Task statement: Search the listing for the string "name" and copy every line that contains it.

Figure content listings:

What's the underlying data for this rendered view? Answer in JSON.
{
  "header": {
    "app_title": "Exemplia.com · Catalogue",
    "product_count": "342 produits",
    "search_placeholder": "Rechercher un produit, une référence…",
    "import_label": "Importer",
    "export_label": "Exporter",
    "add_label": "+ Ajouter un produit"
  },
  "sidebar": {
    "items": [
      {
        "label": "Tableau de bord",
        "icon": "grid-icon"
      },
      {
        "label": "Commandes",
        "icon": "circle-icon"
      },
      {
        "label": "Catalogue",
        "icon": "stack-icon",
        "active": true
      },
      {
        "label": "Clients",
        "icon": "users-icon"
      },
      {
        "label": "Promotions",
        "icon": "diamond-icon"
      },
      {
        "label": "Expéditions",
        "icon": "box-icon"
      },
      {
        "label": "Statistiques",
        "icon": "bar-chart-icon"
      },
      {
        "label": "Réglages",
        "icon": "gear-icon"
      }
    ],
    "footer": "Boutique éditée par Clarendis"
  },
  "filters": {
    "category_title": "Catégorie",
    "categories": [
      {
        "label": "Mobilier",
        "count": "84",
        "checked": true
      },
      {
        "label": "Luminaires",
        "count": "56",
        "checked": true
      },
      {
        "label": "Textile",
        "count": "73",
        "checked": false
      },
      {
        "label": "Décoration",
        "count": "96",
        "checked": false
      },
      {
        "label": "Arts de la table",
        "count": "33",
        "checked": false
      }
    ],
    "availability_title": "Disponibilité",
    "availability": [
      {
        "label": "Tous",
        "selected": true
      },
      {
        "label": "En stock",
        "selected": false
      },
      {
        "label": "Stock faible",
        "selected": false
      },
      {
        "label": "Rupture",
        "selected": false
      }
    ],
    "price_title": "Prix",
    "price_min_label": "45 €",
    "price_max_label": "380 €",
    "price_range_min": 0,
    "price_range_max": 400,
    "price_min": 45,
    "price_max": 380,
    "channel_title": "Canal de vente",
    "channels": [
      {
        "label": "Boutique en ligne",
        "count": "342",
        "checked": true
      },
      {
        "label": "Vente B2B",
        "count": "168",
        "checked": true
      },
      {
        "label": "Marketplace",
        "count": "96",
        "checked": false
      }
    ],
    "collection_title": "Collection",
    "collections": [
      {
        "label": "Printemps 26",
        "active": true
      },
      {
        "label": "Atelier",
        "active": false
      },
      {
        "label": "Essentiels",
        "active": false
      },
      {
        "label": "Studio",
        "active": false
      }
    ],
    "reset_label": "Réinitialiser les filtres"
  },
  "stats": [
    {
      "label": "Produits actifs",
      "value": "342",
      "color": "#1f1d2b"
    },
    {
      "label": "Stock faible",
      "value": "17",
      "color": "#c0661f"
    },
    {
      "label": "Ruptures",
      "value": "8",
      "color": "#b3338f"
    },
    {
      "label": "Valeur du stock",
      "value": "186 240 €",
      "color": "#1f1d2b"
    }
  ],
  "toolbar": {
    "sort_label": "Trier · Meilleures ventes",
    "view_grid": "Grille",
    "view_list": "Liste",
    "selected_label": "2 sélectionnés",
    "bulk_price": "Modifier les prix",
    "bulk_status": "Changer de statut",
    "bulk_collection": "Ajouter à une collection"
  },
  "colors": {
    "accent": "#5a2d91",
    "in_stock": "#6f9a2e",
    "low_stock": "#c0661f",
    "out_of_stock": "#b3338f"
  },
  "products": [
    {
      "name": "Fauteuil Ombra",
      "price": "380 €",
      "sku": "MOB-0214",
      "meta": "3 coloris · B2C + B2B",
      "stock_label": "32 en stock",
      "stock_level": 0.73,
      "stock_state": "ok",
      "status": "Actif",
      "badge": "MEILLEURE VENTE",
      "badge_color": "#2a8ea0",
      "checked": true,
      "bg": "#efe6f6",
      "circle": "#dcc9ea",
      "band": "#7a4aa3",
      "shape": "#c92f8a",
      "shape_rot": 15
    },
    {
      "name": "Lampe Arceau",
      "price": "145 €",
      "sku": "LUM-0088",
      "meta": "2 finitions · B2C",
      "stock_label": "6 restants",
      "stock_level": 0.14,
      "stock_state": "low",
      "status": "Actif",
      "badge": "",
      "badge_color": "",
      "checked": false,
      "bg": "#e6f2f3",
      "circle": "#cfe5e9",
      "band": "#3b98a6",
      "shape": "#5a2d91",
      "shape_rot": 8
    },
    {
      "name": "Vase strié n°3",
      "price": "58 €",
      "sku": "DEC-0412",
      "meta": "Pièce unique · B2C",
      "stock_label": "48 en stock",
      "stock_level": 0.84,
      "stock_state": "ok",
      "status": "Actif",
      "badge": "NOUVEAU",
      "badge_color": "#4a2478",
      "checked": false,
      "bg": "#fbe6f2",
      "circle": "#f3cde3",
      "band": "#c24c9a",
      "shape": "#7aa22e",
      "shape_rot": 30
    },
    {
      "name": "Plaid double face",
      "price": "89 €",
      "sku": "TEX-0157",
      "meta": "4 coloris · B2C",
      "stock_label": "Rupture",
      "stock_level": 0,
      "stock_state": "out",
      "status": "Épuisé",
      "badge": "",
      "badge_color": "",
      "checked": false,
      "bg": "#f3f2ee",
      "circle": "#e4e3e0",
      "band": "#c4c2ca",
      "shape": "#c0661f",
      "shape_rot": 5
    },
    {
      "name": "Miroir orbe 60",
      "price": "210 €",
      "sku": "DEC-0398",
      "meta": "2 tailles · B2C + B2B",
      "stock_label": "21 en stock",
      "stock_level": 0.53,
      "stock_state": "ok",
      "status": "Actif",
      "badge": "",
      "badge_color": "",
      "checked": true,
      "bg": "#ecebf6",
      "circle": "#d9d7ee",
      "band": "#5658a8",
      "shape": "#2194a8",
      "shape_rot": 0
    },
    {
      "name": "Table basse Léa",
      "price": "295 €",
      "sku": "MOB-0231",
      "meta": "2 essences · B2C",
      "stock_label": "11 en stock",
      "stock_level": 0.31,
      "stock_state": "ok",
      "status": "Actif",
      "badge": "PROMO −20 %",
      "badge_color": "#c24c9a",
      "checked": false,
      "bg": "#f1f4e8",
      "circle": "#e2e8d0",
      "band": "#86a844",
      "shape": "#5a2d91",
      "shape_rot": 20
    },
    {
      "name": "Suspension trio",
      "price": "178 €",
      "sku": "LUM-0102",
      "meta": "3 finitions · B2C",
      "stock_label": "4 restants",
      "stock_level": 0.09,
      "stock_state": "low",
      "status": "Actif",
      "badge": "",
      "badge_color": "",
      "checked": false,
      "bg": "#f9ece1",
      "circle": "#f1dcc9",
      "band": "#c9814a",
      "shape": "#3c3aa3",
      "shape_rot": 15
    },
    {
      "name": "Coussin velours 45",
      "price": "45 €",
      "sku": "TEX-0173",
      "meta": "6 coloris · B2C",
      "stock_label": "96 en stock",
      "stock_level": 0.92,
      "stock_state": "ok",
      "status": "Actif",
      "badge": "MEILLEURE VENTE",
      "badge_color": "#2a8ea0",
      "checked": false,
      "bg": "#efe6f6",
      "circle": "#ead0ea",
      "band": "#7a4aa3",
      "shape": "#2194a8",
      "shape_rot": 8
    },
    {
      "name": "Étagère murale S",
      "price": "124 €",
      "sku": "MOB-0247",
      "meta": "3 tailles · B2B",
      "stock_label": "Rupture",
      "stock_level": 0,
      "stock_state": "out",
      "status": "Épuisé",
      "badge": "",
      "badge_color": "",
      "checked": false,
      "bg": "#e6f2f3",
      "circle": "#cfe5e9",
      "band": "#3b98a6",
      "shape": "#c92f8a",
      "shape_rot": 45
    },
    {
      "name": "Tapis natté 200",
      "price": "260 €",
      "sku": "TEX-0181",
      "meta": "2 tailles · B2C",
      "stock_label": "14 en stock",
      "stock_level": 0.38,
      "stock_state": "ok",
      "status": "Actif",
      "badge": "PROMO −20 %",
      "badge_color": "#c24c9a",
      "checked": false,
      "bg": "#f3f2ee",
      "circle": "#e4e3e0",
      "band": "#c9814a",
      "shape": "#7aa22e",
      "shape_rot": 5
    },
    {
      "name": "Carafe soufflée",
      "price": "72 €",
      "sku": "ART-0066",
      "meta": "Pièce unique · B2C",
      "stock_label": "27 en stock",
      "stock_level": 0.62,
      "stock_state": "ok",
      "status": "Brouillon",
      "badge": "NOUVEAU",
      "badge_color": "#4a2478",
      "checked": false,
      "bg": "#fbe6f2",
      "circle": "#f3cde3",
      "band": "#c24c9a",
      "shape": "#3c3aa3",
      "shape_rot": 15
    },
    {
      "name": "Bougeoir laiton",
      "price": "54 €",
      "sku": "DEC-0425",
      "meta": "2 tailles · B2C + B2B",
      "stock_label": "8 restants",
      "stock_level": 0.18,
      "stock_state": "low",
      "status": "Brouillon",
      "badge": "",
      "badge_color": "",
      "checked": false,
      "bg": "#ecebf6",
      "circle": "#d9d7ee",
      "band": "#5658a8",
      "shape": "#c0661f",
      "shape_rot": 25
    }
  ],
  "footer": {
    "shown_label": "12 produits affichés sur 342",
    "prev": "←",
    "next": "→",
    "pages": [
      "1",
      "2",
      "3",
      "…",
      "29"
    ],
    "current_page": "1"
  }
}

Final result:
      "name": "Fauteuil Ombra",
      "name": "Lampe Arceau",
      "name": "Vase strié n°3",
      "name": "Plaid double face",
      "name": "Miroir orbe 60",
      "name": "Table basse Léa",
      "name": "Suspension trio",
      "name": "Coussin velours 45",
      "name": "Étagère murale S",
      "name": "Tapis natté 200",
      "name": "Carafe soufflée",
      "name": "Bougeoir laiton",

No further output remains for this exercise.